- _REQUIRED WORK_: Leave every picture out and write out the records below exactly.

- _EXTRACTED MATERIAL_:
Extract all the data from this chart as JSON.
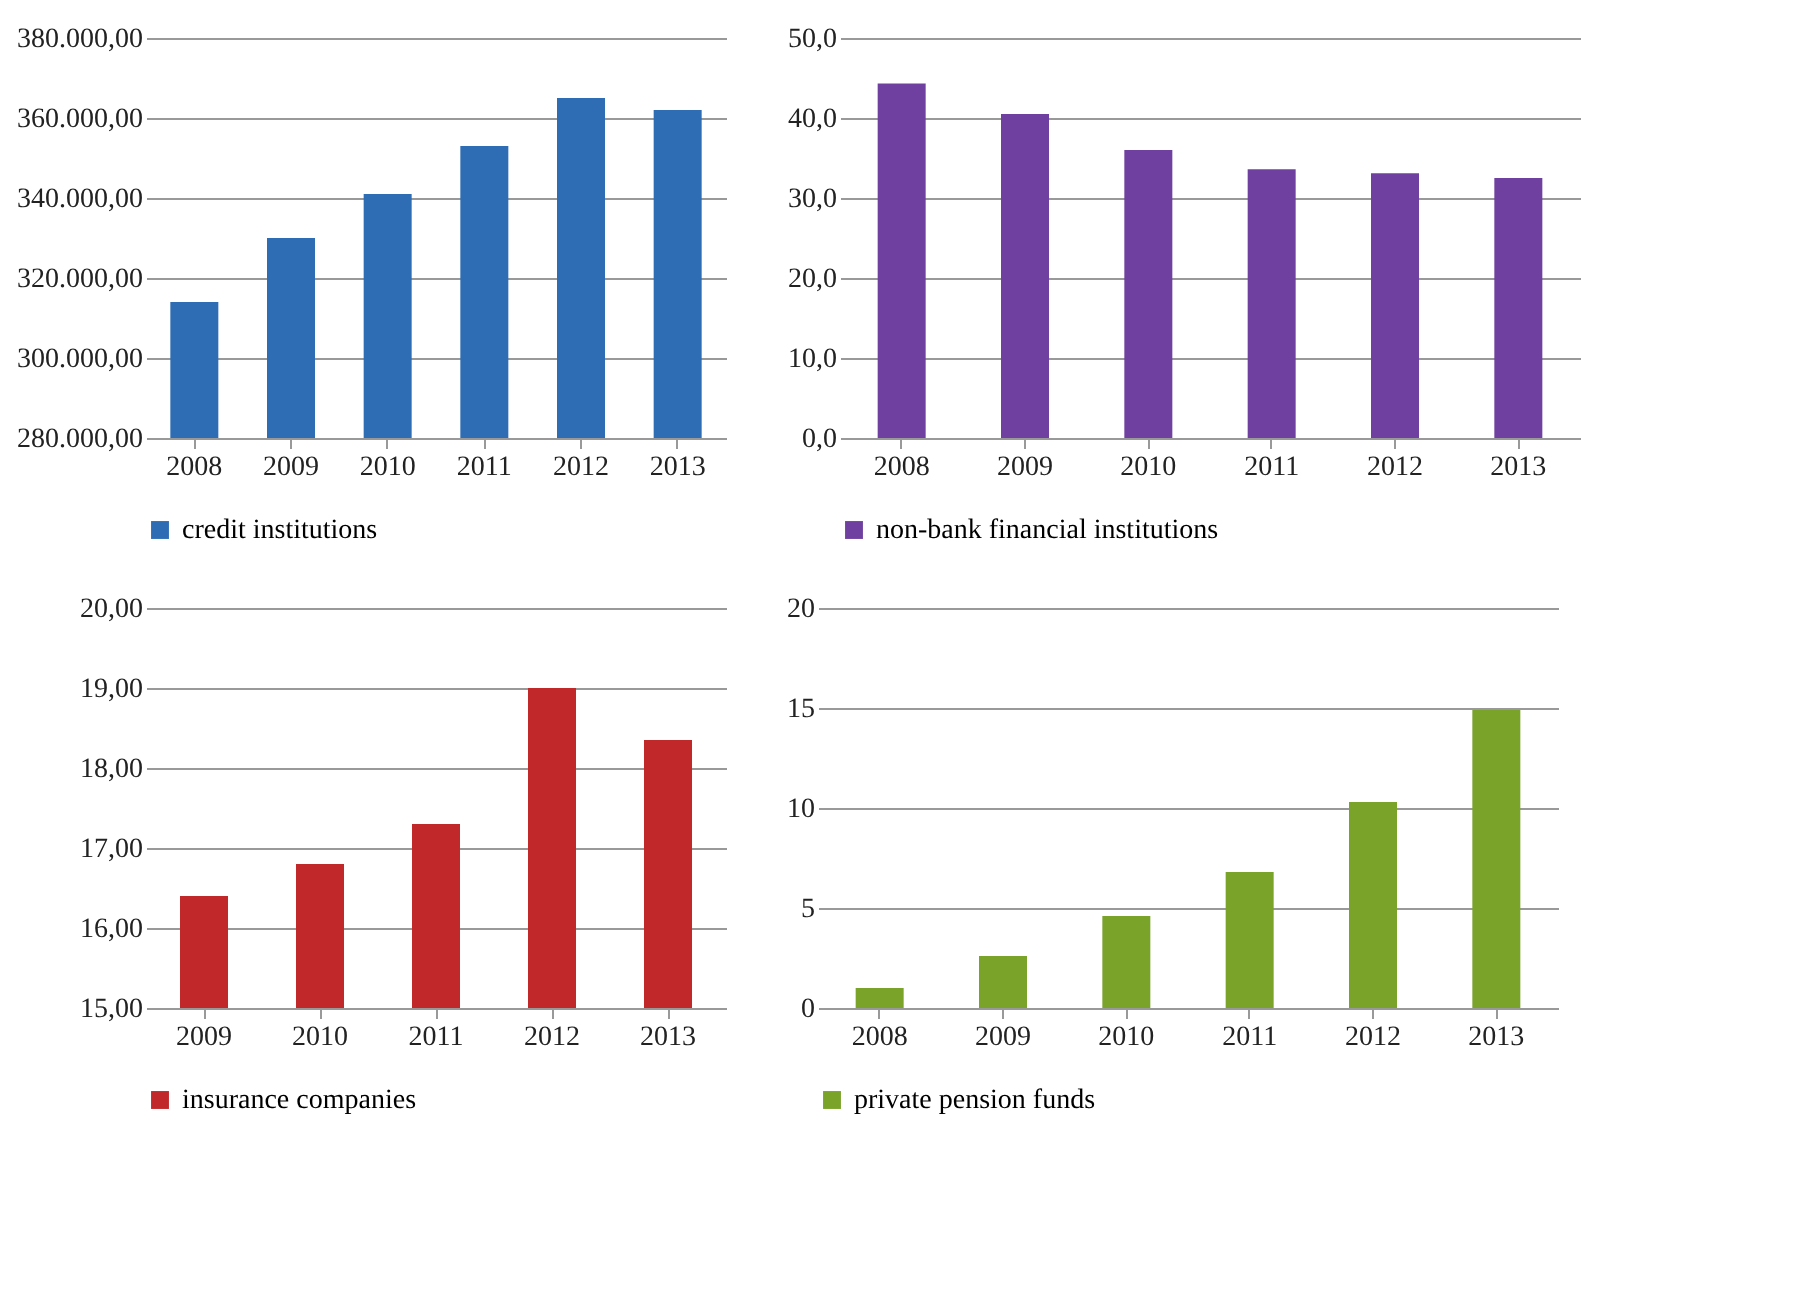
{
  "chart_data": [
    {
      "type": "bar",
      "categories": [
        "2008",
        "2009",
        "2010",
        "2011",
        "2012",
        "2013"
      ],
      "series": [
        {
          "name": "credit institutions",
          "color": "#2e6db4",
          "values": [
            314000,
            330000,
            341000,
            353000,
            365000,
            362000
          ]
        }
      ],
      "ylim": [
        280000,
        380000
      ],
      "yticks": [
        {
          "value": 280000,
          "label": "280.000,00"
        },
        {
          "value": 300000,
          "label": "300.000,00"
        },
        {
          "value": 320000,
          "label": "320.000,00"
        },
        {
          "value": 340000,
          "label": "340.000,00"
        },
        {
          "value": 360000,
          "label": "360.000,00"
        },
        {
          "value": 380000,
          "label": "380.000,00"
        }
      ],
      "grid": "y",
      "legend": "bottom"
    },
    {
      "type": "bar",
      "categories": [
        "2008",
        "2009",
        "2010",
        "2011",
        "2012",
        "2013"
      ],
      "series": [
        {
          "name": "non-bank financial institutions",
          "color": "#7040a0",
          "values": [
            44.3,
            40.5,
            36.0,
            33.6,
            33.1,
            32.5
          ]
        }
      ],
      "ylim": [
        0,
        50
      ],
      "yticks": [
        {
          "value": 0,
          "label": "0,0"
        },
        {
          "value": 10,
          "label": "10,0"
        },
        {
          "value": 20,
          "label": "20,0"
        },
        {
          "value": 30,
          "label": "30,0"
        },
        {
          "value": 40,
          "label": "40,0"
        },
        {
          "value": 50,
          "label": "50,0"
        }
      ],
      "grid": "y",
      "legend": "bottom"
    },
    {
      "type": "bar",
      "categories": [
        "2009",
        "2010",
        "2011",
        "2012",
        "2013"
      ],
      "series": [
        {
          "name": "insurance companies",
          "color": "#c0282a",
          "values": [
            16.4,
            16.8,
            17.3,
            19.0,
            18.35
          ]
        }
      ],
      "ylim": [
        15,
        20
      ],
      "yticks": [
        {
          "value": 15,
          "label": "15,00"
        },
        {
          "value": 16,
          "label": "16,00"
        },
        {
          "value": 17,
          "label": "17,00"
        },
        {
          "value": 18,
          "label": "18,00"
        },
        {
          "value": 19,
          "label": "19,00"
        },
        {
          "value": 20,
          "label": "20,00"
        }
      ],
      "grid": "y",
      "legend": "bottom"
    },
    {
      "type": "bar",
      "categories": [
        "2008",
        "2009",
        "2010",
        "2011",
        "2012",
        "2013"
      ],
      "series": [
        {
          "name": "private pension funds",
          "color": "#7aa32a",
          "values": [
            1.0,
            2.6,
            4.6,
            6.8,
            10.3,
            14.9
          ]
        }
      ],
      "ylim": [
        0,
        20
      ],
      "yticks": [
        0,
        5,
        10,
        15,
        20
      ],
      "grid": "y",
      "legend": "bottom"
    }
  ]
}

- _TASK RESPONSE_:
Extract all the data from this chart as JSON.
{
  "chart_data": [
    {
      "type": "bar",
      "categories": [
        "2008",
        "2009",
        "2010",
        "2011",
        "2012",
        "2013"
      ],
      "series": [
        {
          "name": "credit institutions",
          "color": "#2e6db4",
          "values": [
            314000,
            330000,
            341000,
            353000,
            365000,
            362000
          ]
        }
      ],
      "ylim": [
        280000,
        380000
      ],
      "yticks": [
        {
          "value": 280000,
          "label": "280.000,00"
        },
        {
          "value": 300000,
          "label": "300.000,00"
        },
        {
          "value": 320000,
          "label": "320.000,00"
        },
        {
          "value": 340000,
          "label": "340.000,00"
        },
        {
          "value": 360000,
          "label": "360.000,00"
        },
        {
          "value": 380000,
          "label": "380.000,00"
        }
      ],
      "grid": "y",
      "legend": "bottom"
    },
    {
      "type": "bar",
      "categories": [
        "2008",
        "2009",
        "2010",
        "2011",
        "2012",
        "2013"
      ],
      "series": [
        {
          "name": "non-bank financial institutions",
          "color": "#7040a0",
          "values": [
            44.3,
            40.5,
            36.0,
            33.6,
            33.1,
            32.5
          ]
        }
      ],
      "ylim": [
        0,
        50
      ],
      "yticks": [
        {
          "value": 0,
          "label": "0,0"
        },
        {
          "value": 10,
          "label": "10,0"
        },
        {
          "value": 20,
          "label": "20,0"
        },
        {
          "value": 30,
          "label": "30,0"
        },
        {
          "value": 40,
          "label": "40,0"
        },
        {
          "value": 50,
          "label": "50,0"
        }
      ],
      "grid": "y",
      "legend": "bottom"
    },
    {
      "type": "bar",
      "categories": [
        "2009",
        "2010",
        "2011",
        "2012",
        "2013"
      ],
      "series": [
        {
          "name": "insurance companies",
          "color": "#c0282a",
          "values": [
            16.4,
            16.8,
            17.3,
            19.0,
            18.35
          ]
        }
      ],
      "ylim": [
        15,
        20
      ],
      "yticks": [
        {
          "value": 15,
          "label": "15,00"
        },
        {
          "value": 16,
          "label": "16,00"
        },
        {
          "value": 17,
          "label": "17,00"
        },
        {
          "value": 18,
          "label": "18,00"
        },
        {
          "value": 19,
          "label": "19,00"
        },
        {
          "value": 20,
          "label": "20,00"
        }
      ],
      "grid": "y",
      "legend": "bottom"
    },
    {
      "type": "bar",
      "categories": [
        "2008",
        "2009",
        "2010",
        "2011",
        "2012",
        "2013"
      ],
      "series": [
        {
          "name": "private pension funds",
          "color": "#7aa32a",
          "values": [
            1.0,
            2.6,
            4.6,
            6.8,
            10.3,
            14.9
          ]
        }
      ],
      "ylim": [
        0,
        20
      ],
      "yticks": [
        0,
        5,
        10,
        15,
        20
      ],
      "grid": "y",
      "legend": "bottom"
    }
  ]
}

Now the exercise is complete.